Records provided

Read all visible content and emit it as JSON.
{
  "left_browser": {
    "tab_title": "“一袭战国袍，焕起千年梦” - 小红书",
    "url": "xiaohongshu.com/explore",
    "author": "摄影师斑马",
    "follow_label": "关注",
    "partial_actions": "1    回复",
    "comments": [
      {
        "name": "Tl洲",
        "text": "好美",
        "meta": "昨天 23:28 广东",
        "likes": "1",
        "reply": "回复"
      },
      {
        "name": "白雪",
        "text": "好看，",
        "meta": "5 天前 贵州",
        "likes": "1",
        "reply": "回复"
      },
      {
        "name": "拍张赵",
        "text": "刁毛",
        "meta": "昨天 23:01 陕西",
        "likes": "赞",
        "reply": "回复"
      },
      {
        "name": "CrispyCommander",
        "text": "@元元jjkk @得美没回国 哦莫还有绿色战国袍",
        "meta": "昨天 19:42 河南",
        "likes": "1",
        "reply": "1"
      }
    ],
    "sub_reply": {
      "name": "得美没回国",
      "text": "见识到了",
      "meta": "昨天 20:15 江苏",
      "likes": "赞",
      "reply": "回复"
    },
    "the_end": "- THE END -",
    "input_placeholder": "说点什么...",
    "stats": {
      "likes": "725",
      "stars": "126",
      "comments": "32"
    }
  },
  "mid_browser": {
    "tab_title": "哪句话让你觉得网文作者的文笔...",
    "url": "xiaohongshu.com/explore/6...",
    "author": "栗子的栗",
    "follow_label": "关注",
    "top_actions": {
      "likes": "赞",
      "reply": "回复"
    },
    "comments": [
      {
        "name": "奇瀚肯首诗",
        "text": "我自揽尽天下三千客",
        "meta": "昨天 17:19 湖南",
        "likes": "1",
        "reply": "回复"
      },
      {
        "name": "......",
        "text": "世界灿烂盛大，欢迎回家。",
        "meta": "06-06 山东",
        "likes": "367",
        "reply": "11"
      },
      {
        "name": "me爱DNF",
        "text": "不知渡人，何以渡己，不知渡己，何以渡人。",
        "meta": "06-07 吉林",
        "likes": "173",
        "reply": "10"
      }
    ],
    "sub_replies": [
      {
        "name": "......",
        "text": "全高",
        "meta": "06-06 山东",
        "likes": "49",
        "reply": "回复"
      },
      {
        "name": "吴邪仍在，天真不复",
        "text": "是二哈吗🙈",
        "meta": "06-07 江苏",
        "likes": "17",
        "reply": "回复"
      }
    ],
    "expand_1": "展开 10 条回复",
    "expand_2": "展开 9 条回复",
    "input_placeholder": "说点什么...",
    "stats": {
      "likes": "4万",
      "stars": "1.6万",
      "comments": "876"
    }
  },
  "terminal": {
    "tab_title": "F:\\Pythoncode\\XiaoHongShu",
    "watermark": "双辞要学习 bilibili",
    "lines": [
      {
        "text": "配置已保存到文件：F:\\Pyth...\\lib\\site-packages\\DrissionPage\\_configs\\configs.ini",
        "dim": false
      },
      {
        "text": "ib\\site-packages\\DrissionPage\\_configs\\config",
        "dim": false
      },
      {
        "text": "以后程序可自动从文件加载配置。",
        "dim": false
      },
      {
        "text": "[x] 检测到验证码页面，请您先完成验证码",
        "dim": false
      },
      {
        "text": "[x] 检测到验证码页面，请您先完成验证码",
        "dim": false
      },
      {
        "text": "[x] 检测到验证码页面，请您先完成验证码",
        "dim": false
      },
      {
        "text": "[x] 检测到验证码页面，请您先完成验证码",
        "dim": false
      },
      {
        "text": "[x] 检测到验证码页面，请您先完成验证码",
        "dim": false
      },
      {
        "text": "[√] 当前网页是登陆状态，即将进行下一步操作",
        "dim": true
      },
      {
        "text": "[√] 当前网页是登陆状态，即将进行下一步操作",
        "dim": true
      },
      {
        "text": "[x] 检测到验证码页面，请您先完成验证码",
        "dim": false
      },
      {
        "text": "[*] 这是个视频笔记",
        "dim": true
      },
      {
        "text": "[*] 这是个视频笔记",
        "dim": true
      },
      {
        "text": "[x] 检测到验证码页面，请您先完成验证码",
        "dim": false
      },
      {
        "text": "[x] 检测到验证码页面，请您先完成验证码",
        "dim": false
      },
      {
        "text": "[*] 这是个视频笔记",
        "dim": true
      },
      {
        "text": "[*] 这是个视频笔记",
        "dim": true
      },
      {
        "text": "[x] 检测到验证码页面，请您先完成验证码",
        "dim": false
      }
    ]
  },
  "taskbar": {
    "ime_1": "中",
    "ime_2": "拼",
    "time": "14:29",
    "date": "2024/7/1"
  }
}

Job
Check each line of the entries above for the word "DrissionPage". List the ones that have it.

Task response
        "text": "配置已保存到文件：F:\\Pyth...\\lib\\site-packages\\DrissionPage\\_configs\\configs.ini",
        "text": "ib\\site-packages\\DrissionPage\\_configs\\config",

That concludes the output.